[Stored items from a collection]
★ ★ ★ ★ ★

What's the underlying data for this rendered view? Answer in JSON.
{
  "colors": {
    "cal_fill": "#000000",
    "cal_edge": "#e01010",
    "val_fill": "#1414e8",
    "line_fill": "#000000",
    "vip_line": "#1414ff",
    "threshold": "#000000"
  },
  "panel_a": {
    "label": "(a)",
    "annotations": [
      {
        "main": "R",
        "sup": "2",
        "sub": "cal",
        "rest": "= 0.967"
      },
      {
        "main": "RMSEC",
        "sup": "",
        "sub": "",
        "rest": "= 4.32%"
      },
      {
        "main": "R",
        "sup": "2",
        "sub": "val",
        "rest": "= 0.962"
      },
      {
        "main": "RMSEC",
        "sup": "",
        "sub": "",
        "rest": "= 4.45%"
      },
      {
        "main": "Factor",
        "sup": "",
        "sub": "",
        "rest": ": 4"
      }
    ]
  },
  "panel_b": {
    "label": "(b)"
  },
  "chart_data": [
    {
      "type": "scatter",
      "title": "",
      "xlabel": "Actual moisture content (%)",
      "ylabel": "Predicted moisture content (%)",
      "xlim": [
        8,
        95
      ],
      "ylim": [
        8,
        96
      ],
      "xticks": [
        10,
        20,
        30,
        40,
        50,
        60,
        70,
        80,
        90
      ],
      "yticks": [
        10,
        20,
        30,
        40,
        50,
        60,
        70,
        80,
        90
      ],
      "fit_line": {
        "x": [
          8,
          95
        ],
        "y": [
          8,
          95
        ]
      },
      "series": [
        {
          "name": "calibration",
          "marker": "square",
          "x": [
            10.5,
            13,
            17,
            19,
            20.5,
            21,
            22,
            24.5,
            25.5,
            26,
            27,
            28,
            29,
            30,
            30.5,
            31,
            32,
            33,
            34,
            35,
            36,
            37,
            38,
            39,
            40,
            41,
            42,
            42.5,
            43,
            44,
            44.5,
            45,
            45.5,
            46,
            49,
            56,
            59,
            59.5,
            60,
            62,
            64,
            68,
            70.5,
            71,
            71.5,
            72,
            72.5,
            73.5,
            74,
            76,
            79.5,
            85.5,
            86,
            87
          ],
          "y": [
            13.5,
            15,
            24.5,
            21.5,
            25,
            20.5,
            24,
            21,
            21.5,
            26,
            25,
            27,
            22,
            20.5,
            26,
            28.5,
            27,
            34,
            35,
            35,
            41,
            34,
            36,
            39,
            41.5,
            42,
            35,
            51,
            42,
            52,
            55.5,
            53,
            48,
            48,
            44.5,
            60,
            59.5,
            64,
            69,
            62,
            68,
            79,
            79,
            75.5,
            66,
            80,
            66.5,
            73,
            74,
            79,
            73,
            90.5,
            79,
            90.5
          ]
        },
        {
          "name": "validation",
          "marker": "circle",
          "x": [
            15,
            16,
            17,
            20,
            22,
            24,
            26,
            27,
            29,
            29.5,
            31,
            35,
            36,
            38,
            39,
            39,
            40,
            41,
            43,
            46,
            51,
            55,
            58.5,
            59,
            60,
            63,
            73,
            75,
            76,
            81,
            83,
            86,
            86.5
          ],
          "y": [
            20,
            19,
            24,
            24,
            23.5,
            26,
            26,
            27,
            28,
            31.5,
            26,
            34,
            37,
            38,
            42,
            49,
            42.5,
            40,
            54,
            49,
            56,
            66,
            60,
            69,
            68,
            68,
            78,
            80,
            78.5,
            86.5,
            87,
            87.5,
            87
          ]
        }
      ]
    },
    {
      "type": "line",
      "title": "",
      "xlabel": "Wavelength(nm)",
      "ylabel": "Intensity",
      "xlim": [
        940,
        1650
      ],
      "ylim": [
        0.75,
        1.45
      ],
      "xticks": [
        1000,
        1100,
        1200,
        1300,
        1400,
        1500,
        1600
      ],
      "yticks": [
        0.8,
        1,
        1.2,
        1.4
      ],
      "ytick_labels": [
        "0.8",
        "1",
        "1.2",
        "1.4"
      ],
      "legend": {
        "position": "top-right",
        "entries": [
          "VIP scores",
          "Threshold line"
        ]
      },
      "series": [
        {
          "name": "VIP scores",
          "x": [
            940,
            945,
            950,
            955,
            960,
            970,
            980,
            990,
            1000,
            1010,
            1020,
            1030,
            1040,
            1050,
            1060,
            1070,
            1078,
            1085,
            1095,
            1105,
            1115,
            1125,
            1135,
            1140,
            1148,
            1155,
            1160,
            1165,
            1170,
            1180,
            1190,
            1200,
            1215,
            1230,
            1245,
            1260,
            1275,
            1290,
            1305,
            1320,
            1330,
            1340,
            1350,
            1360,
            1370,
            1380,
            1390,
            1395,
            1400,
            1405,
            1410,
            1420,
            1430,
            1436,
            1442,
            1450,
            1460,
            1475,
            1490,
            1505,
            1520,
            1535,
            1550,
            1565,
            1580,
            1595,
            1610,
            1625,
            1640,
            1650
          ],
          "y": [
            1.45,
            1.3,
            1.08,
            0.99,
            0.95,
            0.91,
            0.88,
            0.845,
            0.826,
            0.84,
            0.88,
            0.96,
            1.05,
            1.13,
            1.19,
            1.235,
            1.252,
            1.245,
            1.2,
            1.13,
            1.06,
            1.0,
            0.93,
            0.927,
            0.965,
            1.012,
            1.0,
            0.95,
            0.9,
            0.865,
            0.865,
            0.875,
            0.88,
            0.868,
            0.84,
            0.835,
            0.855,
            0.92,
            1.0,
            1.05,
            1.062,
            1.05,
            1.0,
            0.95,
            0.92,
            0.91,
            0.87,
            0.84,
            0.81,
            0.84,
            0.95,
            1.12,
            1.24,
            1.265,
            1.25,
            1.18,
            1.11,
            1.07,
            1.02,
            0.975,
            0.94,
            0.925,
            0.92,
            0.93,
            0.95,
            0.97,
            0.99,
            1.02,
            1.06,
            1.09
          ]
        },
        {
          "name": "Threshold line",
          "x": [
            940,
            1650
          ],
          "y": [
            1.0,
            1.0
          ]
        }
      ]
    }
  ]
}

★ ★ ★ ★ ★

* Given task *
Give the complete listing a second time, exactly as it reads.

* Result below *
What's the underlying data for this rendered view? Answer in JSON.
{
  "colors": {
    "cal_fill": "#000000",
    "cal_edge": "#e01010",
    "val_fill": "#1414e8",
    "line_fill": "#000000",
    "vip_line": "#1414ff",
    "threshold": "#000000"
  },
  "panel_a": {
    "label": "(a)",
    "annotations": [
      {
        "main": "R",
        "sup": "2",
        "sub": "cal",
        "rest": "= 0.967"
      },
      {
        "main": "RMSEC",
        "sup": "",
        "sub": "",
        "rest": "= 4.32%"
      },
      {
        "main": "R",
        "sup": "2",
        "sub": "val",
        "rest": "= 0.962"
      },
      {
        "main": "RMSEC",
        "sup": "",
        "sub": "",
        "rest": "= 4.45%"
      },
      {
        "main": "Factor",
        "sup": "",
        "sub": "",
        "rest": ": 4"
      }
    ]
  },
  "panel_b": {
    "label": "(b)"
  },
  "chart_data": [
    {
      "type": "scatter",
      "title": "",
      "xlabel": "Actual moisture content (%)",
      "ylabel": "Predicted moisture content (%)",
      "xlim": [
        8,
        95
      ],
      "ylim": [
        8,
        96
      ],
      "xticks": [
        10,
        20,
        30,
        40,
        50,
        60,
        70,
        80,
        90
      ],
      "yticks": [
        10,
        20,
        30,
        40,
        50,
        60,
        70,
        80,
        90
      ],
      "fit_line": {
        "x": [
          8,
          95
        ],
        "y": [
          8,
          95
        ]
      },
      "series": [
        {
          "name": "calibration",
          "marker": "square",
          "x": [
            10.5,
            13,
            17,
            19,
            20.5,
            21,
            22,
            24.5,
            25.5,
            26,
            27,
            28,
            29,
            30,
            30.5,
            31,
            32,
            33,
            34,
            35,
            36,
            37,
            38,
            39,
            40,
            41,
            42,
            42.5,
            43,
            44,
            44.5,
            45,
            45.5,
            46,
            49,
            56,
            59,
            59.5,
            60,
            62,
            64,
            68,
            70.5,
            71,
            71.5,
            72,
            72.5,
            73.5,
            74,
            76,
            79.5,
            85.5,
            86,
            87
          ],
          "y": [
            13.5,
            15,
            24.5,
            21.5,
            25,
            20.5,
            24,
            21,
            21.5,
            26,
            25,
            27,
            22,
            20.5,
            26,
            28.5,
            27,
            34,
            35,
            35,
            41,
            34,
            36,
            39,
            41.5,
            42,
            35,
            51,
            42,
            52,
            55.5,
            53,
            48,
            48,
            44.5,
            60,
            59.5,
            64,
            69,
            62,
            68,
            79,
            79,
            75.5,
            66,
            80,
            66.5,
            73,
            74,
            79,
            73,
            90.5,
            79,
            90.5
          ]
        },
        {
          "name": "validation",
          "marker": "circle",
          "x": [
            15,
            16,
            17,
            20,
            22,
            24,
            26,
            27,
            29,
            29.5,
            31,
            35,
            36,
            38,
            39,
            39,
            40,
            41,
            43,
            46,
            51,
            55,
            58.5,
            59,
            60,
            63,
            73,
            75,
            76,
            81,
            83,
            86,
            86.5
          ],
          "y": [
            20,
            19,
            24,
            24,
            23.5,
            26,
            26,
            27,
            28,
            31.5,
            26,
            34,
            37,
            38,
            42,
            49,
            42.5,
            40,
            54,
            49,
            56,
            66,
            60,
            69,
            68,
            68,
            78,
            80,
            78.5,
            86.5,
            87,
            87.5,
            87
          ]
        }
      ]
    },
    {
      "type": "line",
      "title": "",
      "xlabel": "Wavelength(nm)",
      "ylabel": "Intensity",
      "xlim": [
        940,
        1650
      ],
      "ylim": [
        0.75,
        1.45
      ],
      "xticks": [
        1000,
        1100,
        1200,
        1300,
        1400,
        1500,
        1600
      ],
      "yticks": [
        0.8,
        1,
        1.2,
        1.4
      ],
      "ytick_labels": [
        "0.8",
        "1",
        "1.2",
        "1.4"
      ],
      "legend": {
        "position": "top-right",
        "entries": [
          "VIP scores",
          "Threshold line"
        ]
      },
      "series": [
        {
          "name": "VIP scores",
          "x": [
            940,
            945,
            950,
            955,
            960,
            970,
            980,
            990,
            1000,
            1010,
            1020,
            1030,
            1040,
            1050,
            1060,
            1070,
            1078,
            1085,
            1095,
            1105,
            1115,
            1125,
            1135,
            1140,
            1148,
            1155,
            1160,
            1165,
            1170,
            1180,
            1190,
            1200,
            1215,
            1230,
            1245,
            1260,
            1275,
            1290,
            1305,
            1320,
            1330,
            1340,
            1350,
            1360,
            1370,
            1380,
            1390,
            1395,
            1400,
            1405,
            1410,
            1420,
            1430,
            1436,
            1442,
            1450,
            1460,
            1475,
            1490,
            1505,
            1520,
            1535,
            1550,
            1565,
            1580,
            1595,
            1610,
            1625,
            1640,
            1650
          ],
          "y": [
            1.45,
            1.3,
            1.08,
            0.99,
            0.95,
            0.91,
            0.88,
            0.845,
            0.826,
            0.84,
            0.88,
            0.96,
            1.05,
            1.13,
            1.19,
            1.235,
            1.252,
            1.245,
            1.2,
            1.13,
            1.06,
            1.0,
            0.93,
            0.927,
            0.965,
            1.012,
            1.0,
            0.95,
            0.9,
            0.865,
            0.865,
            0.875,
            0.88,
            0.868,
            0.84,
            0.835,
            0.855,
            0.92,
            1.0,
            1.05,
            1.062,
            1.05,
            1.0,
            0.95,
            0.92,
            0.91,
            0.87,
            0.84,
            0.81,
            0.84,
            0.95,
            1.12,
            1.24,
            1.265,
            1.25,
            1.18,
            1.11,
            1.07,
            1.02,
            0.975,
            0.94,
            0.925,
            0.92,
            0.93,
            0.95,
            0.97,
            0.99,
            1.02,
            1.06,
            1.09
          ]
        },
        {
          "name": "Threshold line",
          "x": [
            940,
            1650
          ],
          "y": [
            1.0,
            1.0
          ]
        }
      ]
    }
  ]
}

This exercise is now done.